**Data excerpts**
..........
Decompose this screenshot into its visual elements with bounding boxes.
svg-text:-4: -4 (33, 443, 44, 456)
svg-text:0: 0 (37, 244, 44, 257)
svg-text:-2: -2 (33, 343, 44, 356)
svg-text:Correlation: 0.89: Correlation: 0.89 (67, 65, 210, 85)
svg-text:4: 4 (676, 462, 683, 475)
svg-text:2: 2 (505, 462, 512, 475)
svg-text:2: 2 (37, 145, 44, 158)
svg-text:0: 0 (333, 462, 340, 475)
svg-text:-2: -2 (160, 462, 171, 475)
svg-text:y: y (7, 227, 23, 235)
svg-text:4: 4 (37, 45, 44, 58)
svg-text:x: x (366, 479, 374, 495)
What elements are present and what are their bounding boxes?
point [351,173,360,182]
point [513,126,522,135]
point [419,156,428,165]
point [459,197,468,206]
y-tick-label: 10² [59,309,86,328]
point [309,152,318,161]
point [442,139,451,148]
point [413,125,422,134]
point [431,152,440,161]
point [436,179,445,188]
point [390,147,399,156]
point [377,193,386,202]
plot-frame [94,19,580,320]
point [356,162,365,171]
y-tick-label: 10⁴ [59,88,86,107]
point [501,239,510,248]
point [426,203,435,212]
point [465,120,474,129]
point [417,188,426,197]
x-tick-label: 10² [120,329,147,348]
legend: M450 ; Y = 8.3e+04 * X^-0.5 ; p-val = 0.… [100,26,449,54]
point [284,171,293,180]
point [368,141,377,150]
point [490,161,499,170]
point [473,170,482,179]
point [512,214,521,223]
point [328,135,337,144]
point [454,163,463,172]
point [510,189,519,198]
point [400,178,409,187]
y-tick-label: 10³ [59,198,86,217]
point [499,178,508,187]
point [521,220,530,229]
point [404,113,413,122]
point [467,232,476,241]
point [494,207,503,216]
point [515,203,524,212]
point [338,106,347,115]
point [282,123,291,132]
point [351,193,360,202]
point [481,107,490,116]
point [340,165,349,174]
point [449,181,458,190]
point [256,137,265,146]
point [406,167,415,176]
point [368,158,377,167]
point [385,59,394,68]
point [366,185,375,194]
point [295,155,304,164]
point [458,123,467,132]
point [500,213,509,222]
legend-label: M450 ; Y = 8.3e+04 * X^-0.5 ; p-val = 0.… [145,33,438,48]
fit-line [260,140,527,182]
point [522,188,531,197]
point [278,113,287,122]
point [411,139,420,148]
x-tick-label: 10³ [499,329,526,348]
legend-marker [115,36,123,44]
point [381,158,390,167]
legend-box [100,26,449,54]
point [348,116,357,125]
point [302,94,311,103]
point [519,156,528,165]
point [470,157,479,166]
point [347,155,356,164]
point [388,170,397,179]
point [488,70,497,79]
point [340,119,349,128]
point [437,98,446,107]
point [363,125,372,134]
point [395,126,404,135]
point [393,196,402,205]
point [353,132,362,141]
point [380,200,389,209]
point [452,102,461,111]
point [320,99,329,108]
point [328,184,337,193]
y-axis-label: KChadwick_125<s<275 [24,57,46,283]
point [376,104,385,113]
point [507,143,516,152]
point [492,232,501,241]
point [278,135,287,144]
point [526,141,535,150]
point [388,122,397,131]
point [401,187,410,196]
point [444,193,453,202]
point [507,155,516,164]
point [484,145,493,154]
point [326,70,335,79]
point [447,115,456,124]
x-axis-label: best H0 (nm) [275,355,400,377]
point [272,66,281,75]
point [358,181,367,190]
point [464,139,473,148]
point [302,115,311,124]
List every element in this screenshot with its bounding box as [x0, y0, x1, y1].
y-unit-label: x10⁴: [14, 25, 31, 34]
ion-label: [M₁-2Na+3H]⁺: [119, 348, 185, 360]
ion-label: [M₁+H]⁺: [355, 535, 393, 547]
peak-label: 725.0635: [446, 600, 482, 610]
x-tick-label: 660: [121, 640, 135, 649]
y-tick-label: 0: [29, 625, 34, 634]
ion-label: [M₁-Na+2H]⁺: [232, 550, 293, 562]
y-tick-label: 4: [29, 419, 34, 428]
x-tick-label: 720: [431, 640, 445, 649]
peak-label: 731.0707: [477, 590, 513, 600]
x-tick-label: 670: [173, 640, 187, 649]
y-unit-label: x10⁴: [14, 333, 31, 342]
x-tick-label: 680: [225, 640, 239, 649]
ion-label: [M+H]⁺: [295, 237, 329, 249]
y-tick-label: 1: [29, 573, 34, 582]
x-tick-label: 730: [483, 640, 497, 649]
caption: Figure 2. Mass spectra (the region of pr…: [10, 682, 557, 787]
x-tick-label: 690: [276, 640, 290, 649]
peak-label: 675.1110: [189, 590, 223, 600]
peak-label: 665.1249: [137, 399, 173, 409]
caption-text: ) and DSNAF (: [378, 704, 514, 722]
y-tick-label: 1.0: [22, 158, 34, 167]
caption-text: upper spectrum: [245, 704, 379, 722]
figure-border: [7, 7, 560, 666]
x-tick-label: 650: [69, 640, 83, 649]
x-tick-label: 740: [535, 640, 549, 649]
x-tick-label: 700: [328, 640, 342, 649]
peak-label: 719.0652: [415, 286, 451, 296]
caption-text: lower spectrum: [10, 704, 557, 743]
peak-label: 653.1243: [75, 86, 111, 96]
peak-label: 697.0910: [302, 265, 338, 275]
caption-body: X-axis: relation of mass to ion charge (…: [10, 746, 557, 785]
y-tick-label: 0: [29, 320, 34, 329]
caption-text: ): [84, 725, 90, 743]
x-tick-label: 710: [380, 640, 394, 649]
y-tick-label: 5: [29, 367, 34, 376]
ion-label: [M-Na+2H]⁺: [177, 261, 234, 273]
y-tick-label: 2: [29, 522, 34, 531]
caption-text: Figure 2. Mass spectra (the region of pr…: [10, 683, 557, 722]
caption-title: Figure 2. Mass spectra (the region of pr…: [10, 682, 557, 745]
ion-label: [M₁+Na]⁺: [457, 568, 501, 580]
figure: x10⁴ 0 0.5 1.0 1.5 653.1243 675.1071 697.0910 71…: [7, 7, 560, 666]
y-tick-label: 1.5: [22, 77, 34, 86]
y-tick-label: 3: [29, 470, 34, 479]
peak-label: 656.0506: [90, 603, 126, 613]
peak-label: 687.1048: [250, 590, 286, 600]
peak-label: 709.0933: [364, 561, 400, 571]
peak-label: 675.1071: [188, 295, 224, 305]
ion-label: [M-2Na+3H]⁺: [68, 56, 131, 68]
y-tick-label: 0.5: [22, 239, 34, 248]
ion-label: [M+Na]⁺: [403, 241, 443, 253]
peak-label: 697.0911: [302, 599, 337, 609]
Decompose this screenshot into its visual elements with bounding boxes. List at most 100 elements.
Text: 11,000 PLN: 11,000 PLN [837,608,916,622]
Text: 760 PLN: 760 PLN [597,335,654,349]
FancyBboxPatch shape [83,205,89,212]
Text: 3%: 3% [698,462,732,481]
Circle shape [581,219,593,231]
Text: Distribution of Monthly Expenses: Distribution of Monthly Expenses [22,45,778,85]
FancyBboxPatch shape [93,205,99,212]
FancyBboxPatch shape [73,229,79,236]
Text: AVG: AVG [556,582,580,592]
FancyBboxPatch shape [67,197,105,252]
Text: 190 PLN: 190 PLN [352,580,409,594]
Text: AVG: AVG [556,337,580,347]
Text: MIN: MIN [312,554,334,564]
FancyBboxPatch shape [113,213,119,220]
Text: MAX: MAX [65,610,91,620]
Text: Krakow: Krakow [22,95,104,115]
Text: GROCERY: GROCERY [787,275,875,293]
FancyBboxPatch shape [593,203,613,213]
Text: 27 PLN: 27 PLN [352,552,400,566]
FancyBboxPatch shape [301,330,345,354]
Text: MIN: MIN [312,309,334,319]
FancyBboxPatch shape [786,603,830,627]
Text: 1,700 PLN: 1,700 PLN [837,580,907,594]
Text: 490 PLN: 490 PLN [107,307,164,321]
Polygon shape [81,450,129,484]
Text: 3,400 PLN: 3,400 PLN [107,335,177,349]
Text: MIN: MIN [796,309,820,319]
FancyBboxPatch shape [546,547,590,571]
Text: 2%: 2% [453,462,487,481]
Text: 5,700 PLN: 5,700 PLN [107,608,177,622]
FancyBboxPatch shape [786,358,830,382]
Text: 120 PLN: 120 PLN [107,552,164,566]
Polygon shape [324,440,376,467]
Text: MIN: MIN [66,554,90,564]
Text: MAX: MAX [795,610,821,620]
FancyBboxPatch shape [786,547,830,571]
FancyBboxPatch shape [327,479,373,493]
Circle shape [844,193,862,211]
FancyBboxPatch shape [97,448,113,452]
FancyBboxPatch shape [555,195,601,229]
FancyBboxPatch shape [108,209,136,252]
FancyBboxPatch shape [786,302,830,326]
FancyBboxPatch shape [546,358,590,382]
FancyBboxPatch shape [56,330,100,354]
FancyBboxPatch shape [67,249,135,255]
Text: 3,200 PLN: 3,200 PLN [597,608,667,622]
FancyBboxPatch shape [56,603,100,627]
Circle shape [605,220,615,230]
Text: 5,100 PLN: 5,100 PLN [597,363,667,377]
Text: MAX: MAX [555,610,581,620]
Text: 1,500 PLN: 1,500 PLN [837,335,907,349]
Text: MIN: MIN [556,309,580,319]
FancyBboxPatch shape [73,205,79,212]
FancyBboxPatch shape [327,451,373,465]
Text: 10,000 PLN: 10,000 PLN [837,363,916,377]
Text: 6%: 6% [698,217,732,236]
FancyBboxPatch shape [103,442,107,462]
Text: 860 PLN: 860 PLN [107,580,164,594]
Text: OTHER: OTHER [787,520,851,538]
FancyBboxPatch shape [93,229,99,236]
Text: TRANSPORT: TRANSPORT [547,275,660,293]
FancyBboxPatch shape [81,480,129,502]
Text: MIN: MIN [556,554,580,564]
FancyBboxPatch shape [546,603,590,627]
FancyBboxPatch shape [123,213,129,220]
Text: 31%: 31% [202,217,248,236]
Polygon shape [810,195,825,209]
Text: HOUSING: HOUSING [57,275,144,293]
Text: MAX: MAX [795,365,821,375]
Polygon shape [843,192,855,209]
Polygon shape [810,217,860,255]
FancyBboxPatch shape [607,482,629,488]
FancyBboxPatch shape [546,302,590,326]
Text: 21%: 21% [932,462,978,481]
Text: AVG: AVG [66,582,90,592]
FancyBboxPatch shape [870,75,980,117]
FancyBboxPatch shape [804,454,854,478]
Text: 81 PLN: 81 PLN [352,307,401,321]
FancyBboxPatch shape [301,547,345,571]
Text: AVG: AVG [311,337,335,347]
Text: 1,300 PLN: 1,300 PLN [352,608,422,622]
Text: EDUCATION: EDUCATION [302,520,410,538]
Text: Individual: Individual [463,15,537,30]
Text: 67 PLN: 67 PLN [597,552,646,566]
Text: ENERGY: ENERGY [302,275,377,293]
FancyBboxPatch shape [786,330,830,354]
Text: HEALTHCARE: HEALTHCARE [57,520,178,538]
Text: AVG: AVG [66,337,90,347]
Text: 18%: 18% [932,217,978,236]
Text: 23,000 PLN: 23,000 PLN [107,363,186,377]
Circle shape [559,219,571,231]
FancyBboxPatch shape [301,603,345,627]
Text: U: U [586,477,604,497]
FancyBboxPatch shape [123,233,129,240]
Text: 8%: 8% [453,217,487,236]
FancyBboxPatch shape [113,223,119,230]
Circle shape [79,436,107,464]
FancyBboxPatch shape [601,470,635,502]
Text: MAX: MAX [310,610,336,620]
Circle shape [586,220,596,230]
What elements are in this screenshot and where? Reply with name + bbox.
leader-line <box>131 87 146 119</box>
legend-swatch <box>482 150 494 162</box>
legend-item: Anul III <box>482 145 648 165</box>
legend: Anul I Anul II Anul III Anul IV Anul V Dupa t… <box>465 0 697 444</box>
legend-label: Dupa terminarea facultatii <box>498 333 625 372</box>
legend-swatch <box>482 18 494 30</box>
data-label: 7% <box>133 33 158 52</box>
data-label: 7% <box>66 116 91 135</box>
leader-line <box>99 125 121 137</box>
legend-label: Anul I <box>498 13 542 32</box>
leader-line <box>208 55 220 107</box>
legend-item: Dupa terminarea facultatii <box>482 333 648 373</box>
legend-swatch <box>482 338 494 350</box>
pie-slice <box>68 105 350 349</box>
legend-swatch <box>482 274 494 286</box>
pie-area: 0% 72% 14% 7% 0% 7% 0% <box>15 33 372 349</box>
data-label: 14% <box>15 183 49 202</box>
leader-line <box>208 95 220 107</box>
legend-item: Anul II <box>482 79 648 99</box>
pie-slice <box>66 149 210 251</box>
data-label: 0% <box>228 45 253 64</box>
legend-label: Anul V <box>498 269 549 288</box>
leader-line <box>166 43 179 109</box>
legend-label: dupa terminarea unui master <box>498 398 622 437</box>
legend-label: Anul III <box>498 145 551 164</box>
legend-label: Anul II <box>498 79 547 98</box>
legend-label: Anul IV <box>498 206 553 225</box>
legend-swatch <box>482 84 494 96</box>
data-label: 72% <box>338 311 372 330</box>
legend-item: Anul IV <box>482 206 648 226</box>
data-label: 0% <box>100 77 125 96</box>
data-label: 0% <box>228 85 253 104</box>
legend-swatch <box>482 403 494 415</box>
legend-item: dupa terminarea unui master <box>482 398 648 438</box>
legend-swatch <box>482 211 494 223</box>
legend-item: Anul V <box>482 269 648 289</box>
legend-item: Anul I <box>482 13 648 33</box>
..........
**The request**
Copy the records from their start up to and including the line containing "point [454,163,463,172]", replacing "plot-frame" with "plot-area" and leaving everything else unchanged.

**Solution to this task**
Decompose this screenshot into its visual elements with bounding boxes.
svg-text:-4: -4 (33, 443, 44, 456)
svg-text:0: 0 (37, 244, 44, 257)
svg-text:-2: -2 (33, 343, 44, 356)
svg-text:Correlation: 0.89: Correlation: 0.89 (67, 65, 210, 85)
svg-text:4: 4 (676, 462, 683, 475)
svg-text:2: 2 (505, 462, 512, 475)
svg-text:2: 2 (37, 145, 44, 158)
svg-text:0: 0 (333, 462, 340, 475)
svg-text:-2: -2 (160, 462, 171, 475)
svg-text:y: y (7, 227, 23, 235)
svg-text:4: 4 (37, 45, 44, 58)
svg-text:x: x (366, 479, 374, 495)
What elements are present and what are their bounding boxes?
point [351,173,360,182]
point [513,126,522,135]
point [419,156,428,165]
point [459,197,468,206]
y-tick-label: 10² [59,309,86,328]
point [309,152,318,161]
point [442,139,451,148]
point [413,125,422,134]
point [431,152,440,161]
point [436,179,445,188]
point [390,147,399,156]
point [377,193,386,202]
plot-area [94,19,580,320]
point [356,162,365,171]
y-tick-label: 10⁴ [59,88,86,107]
point [501,239,510,248]
point [426,203,435,212]
point [465,120,474,129]
point [417,188,426,197]
x-tick-label: 10² [120,329,147,348]
legend: M450 ; Y = 8.3e+04 * X^-0.5 ; p-val = 0.… [100,26,449,54]
point [284,171,293,180]
point [368,141,377,150]
point [490,161,499,170]
point [473,170,482,179]
point [512,214,521,223]
point [328,135,337,144]
point [454,163,463,172]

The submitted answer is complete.